BEGIN Recorded data
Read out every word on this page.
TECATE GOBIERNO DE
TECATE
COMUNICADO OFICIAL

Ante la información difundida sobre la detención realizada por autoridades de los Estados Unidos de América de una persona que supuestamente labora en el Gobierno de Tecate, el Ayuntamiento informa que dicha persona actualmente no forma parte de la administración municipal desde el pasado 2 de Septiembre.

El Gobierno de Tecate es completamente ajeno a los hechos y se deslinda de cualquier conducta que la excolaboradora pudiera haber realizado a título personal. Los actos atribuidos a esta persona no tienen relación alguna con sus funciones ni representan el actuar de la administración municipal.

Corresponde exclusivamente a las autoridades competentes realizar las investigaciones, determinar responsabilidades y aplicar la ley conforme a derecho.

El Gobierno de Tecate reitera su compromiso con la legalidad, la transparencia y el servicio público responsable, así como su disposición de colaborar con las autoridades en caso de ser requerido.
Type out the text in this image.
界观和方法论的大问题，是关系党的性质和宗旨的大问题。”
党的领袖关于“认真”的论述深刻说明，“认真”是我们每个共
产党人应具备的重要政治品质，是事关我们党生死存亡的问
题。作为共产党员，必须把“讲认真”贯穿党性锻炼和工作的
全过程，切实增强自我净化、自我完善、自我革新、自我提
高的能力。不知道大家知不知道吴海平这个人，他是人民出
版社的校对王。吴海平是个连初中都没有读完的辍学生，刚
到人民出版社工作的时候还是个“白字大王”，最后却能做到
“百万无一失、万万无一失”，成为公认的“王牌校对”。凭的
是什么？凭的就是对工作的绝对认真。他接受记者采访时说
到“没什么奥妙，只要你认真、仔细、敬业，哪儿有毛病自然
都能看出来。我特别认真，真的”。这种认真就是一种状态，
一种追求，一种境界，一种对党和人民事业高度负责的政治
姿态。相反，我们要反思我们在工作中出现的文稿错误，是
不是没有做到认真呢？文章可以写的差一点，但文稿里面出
END Recorded data
Write every entry out again exactly.

**Exercise response**.
Read out every word on this page.
TECATE GOBIERNO DE
TECATE
COMUNICADO OFICIAL

Ante la información difundida sobre la detención realizada por autoridades de los Estados Unidos de América de una persona que supuestamente labora en el Gobierno de Tecate, el Ayuntamiento informa que dicha persona actualmente no forma parte de la administración municipal desde el pasado 2 de Septiembre.

El Gobierno de Tecate es completamente ajeno a los hechos y se deslinda de cualquier conducta que la excolaboradora pudiera haber realizado a título personal. Los actos atribuidos a esta persona no tienen relación alguna con sus funciones ni representan el actuar de la administración municipal.

Corresponde exclusivamente a las autoridades competentes realizar las investigaciones, determinar responsabilidades y aplicar la ley conforme a derecho.

El Gobierno de Tecate reitera su compromiso con la legalidad, la transparencia y el servicio público responsable, así como su disposición de colaborar con las autoridades en caso de ser requerido.
Type out the text in this image.
界观和方法论的大问题，是关系党的性质和宗旨的大问题。”
党的领袖关于“认真”的论述深刻说明，“认真”是我们每个共
产党人应具备的重要政治品质，是事关我们党生死存亡的问
题。作为共产党员，必须把“讲认真”贯穿党性锻炼和工作的
全过程，切实增强自我净化、自我完善、自我革新、自我提
高的能力。不知道大家知不知道吴海平这个人，他是人民出
版社的校对王。吴海平是个连初中都没有读完的辍学生，刚
到人民出版社工作的时候还是个“白字大王”，最后却能做到
“百万无一失、万万无一失”，成为公认的“王牌校对”。凭的
是什么？凭的就是对工作的绝对认真。他接受记者采访时说
到“没什么奥妙，只要你认真、仔细、敬业，哪儿有毛病自然
都能看出来。我特别认真，真的”。这种认真就是一种状态，
一种追求，一种境界，一种对党和人民事业高度负责的政治
姿态。相反，我们要反思我们在工作中出现的文稿错误，是
不是没有做到认真呢？文章可以写的差一点，但文稿里面出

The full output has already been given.